| Instructions for the task |
Which lines hold the word "ENGIE"? Copy each of them from the material.

Data excerpts
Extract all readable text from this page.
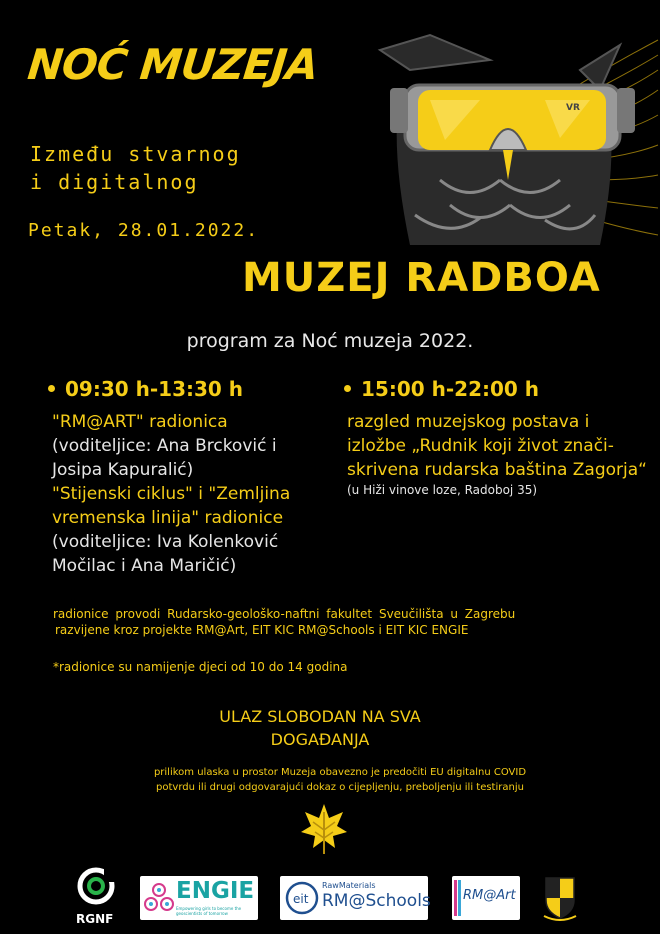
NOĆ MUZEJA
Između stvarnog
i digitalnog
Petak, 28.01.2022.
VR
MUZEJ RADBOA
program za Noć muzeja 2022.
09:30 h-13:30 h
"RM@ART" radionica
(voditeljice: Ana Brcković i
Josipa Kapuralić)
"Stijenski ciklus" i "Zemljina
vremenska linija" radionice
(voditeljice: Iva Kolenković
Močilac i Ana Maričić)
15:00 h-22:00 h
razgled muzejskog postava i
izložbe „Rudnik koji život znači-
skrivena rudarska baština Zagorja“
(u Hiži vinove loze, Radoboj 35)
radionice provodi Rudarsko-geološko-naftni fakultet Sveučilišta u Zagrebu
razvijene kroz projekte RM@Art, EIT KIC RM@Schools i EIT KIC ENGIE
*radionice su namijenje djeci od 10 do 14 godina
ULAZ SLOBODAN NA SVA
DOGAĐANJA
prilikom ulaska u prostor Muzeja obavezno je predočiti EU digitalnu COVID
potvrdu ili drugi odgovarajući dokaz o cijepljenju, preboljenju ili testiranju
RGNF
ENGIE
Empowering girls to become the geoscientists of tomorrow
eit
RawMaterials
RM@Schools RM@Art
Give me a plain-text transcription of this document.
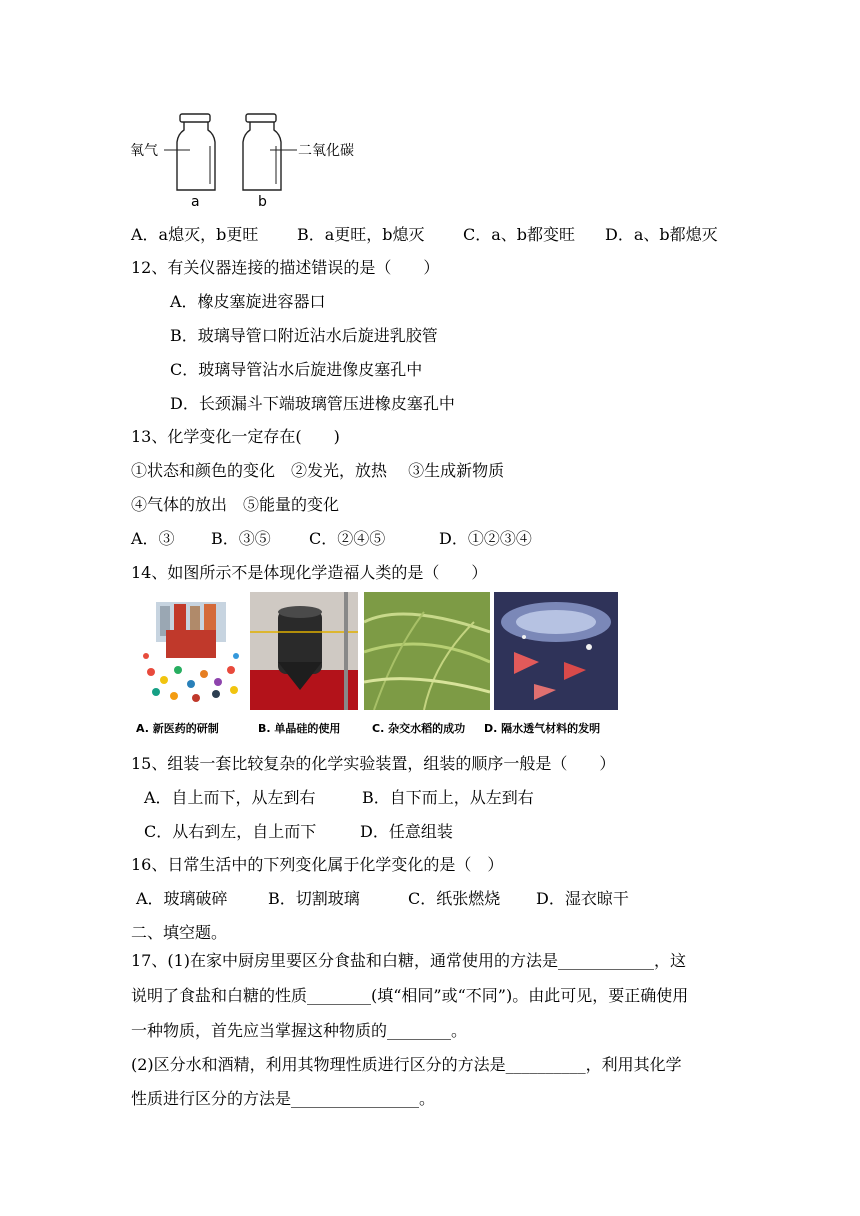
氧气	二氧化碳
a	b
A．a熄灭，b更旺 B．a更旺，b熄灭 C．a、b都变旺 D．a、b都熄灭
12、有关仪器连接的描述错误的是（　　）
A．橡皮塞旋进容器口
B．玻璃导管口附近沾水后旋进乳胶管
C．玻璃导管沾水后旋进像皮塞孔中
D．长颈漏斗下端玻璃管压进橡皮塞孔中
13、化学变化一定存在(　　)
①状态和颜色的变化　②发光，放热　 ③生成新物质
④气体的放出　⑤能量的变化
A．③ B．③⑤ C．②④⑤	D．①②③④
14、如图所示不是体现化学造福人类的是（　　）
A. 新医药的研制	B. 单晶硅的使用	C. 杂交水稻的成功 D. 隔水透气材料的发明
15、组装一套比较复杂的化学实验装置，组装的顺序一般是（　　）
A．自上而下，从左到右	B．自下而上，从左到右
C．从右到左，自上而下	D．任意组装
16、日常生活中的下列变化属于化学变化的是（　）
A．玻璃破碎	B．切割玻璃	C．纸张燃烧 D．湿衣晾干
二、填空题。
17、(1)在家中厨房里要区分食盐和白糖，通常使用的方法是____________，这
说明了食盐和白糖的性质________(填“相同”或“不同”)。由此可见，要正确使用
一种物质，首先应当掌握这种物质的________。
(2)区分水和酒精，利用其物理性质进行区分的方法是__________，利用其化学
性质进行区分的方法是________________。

| Result for this exercise |
razvijene kroz projekte RM@Art, EIT KIC RM@Schools i EIT KIC ENGIE
ENGIE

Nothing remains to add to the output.